- **EXTRACT TO READ**:
::::::::
Christianity, like Buddhism, is a world religion, not an ethnic one. We do not automatically become Christian simply because our parents are Christian. Hinduism and Judaism are ethnic religions. To be a Jew, for instance, one has to be born of a Jewish mother.
Being born into a religion, according to Jesus, is not enough to ensure salvation. When Jesus said that we have to be born again, he was saying that we have to leave the second womb of our religious and mythological support matrix. All religions are second wombs, whose purpose is to prepare us for a life of spiritual realization, not religious or ethnic identity.
As a type of philosophical inquiry, metaphysics assumes that there are universal truths, such as goodness and virtue, which are imbedded in the fabric of reality. The word metaphysical means beyond the physical, referring to that which lies behind the apparent thing—its underlying principle. Metaphysical interpretations go much further than religious interpretations, because they go beyond location, ethnicity, and time.
::::::::
- **SET TASK A**:
From the passage on religion and metaphysics, extract the part starting at "Christianity, like Buddhism, is" and ending at "or ethnic identity.".
- **SET TASK B**:
According to the passage on religion and metaphysics, which two religions are ethnic religions?

- **DATA**:
::::::::
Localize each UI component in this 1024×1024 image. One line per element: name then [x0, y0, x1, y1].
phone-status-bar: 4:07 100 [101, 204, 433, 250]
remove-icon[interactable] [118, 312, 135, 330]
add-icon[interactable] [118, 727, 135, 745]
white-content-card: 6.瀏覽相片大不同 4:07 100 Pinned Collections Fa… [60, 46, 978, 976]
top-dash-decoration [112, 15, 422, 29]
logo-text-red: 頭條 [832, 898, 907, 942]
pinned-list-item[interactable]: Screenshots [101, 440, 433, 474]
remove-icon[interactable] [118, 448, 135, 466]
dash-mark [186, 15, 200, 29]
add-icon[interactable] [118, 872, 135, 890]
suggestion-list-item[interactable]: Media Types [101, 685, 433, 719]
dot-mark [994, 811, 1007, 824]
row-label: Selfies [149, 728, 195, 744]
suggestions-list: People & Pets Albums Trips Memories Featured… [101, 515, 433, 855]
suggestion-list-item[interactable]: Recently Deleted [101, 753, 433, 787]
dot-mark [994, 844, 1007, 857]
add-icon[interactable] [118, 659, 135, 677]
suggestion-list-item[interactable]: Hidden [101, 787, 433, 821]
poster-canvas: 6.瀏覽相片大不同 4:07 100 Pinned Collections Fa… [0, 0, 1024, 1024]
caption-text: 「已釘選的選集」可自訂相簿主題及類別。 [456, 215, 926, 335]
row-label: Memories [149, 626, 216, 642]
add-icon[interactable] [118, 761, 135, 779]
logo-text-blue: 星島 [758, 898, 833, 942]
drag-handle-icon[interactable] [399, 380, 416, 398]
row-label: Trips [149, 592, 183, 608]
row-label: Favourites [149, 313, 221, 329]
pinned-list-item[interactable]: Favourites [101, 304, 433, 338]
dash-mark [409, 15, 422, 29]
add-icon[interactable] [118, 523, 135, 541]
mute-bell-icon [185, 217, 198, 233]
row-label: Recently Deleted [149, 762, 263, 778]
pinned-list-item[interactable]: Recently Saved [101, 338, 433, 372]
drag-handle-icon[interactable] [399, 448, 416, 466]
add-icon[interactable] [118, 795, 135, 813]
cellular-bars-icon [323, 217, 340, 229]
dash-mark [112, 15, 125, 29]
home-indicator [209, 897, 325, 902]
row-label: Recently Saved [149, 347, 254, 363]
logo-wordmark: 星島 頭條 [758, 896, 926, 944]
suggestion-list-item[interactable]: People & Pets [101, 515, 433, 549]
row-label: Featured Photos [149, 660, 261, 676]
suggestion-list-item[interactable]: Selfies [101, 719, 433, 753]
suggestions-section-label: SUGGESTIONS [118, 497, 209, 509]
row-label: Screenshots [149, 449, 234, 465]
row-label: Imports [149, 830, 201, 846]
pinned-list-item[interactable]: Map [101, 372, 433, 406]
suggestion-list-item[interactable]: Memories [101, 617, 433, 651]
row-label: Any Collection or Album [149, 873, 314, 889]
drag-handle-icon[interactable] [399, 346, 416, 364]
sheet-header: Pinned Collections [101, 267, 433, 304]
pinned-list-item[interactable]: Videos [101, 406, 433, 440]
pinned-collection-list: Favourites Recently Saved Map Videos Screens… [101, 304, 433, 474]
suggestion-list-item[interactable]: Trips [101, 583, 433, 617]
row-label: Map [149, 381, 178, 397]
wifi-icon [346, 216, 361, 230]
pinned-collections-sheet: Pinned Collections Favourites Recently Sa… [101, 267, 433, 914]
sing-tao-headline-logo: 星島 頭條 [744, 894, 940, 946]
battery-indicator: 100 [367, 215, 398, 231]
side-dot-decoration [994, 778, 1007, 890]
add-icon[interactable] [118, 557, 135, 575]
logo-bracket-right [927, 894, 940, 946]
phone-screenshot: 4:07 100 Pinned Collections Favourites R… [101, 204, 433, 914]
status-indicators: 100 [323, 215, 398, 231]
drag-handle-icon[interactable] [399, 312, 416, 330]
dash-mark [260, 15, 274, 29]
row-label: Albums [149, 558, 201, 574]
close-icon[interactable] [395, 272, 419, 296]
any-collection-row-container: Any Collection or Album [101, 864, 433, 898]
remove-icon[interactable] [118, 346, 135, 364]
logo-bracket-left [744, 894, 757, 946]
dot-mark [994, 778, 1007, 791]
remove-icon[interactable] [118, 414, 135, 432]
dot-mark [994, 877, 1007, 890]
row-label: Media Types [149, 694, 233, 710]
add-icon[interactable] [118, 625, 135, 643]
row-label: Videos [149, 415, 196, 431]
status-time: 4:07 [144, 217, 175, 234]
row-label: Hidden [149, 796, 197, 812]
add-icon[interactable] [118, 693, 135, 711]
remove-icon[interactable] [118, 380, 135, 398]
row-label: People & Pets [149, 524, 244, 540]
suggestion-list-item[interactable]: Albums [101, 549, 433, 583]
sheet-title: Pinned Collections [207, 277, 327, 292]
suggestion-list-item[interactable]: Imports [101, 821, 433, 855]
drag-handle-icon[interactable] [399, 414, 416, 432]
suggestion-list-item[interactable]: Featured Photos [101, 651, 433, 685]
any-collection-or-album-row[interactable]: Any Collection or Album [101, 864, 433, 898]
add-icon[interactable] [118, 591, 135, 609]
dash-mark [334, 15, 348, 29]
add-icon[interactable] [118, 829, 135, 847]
::::::::
- **CORRECT RESPONSE A**:
Christianity, like Buddhism, is a world religion, not an ethnic one. We do not automatically become Christian simply because our parents are Christian. Hinduism and Judaism are ethnic religions. To be a Jew, for instance, one has to be born of a Jewish mother.
Being born into a religion, according to Jesus, is not enough to ensure salvation. When Jesus said that we have to be born again, he was saying that we have to leave the second womb of our religious and mythological support matrix. All religions are second wombs, whose purpose is to prepare us for a life of spiritual realization, not religious or ethnic identity.

- **CORRECT RESPONSE B**:
Hinduism and Judaism.